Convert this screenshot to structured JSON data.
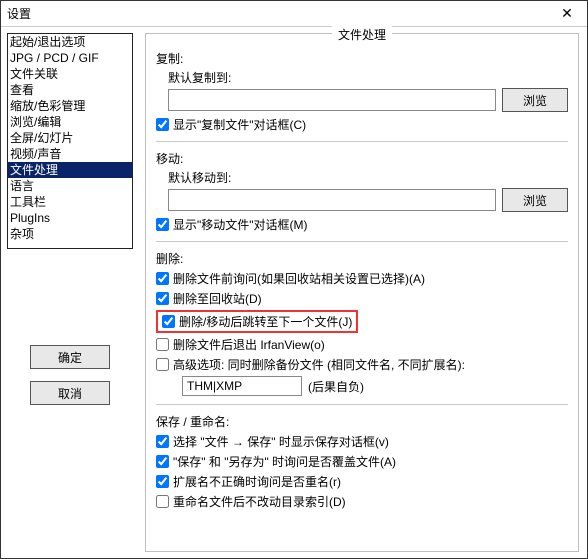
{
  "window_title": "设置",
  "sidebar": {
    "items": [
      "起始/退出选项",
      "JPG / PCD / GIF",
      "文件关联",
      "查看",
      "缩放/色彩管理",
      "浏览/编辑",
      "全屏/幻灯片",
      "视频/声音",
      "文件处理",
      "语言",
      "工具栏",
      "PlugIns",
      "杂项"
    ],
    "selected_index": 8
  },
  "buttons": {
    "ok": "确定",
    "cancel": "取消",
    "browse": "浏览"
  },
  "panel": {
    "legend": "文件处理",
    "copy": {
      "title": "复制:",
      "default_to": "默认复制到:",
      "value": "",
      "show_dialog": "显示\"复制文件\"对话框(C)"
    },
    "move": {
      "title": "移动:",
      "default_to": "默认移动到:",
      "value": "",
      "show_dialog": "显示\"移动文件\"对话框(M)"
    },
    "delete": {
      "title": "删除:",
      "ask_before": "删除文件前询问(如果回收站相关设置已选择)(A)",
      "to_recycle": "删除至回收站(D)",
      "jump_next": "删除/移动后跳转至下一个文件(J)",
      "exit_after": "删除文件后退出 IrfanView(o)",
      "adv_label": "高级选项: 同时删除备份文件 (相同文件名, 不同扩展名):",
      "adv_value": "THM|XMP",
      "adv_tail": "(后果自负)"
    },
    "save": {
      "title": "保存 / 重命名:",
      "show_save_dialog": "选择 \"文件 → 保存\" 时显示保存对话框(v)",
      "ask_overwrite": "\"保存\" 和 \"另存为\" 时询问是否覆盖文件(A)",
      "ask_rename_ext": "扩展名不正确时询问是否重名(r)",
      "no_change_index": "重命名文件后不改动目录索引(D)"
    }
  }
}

What is needed: Print every entry above again without changing a word, and omit the pictures.

Written answer:
Convert this screenshot to structured JSON data.
{
  "window_title": "设置",
  "sidebar": {
    "items": [
      "起始/退出选项",
      "JPG / PCD / GIF",
      "文件关联",
      "查看",
      "缩放/色彩管理",
      "浏览/编辑",
      "全屏/幻灯片",
      "视频/声音",
      "文件处理",
      "语言",
      "工具栏",
      "PlugIns",
      "杂项"
    ],
    "selected_index": 8
  },
  "buttons": {
    "ok": "确定",
    "cancel": "取消",
    "browse": "浏览"
  },
  "panel": {
    "legend": "文件处理",
    "copy": {
      "title": "复制:",
      "default_to": "默认复制到:",
      "value": "",
      "show_dialog": "显示\"复制文件\"对话框(C)"
    },
    "move": {
      "title": "移动:",
      "default_to": "默认移动到:",
      "value": "",
      "show_dialog": "显示\"移动文件\"对话框(M)"
    },
    "delete": {
      "title": "删除:",
      "ask_before": "删除文件前询问(如果回收站相关设置已选择)(A)",
      "to_recycle": "删除至回收站(D)",
      "jump_next": "删除/移动后跳转至下一个文件(J)",
      "exit_after": "删除文件后退出 IrfanView(o)",
      "adv_label": "高级选项: 同时删除备份文件 (相同文件名, 不同扩展名):",
      "adv_value": "THM|XMP",
      "adv_tail": "(后果自负)"
    },
    "save": {
      "title": "保存 / 重命名:",
      "show_save_dialog": "选择 \"文件 → 保存\" 时显示保存对话框(v)",
      "ask_overwrite": "\"保存\" 和 \"另存为\" 时询问是否覆盖文件(A)",
      "ask_rename_ext": "扩展名不正确时询问是否重名(r)",
      "no_change_index": "重命名文件后不改动目录索引(D)"
    }
  }
}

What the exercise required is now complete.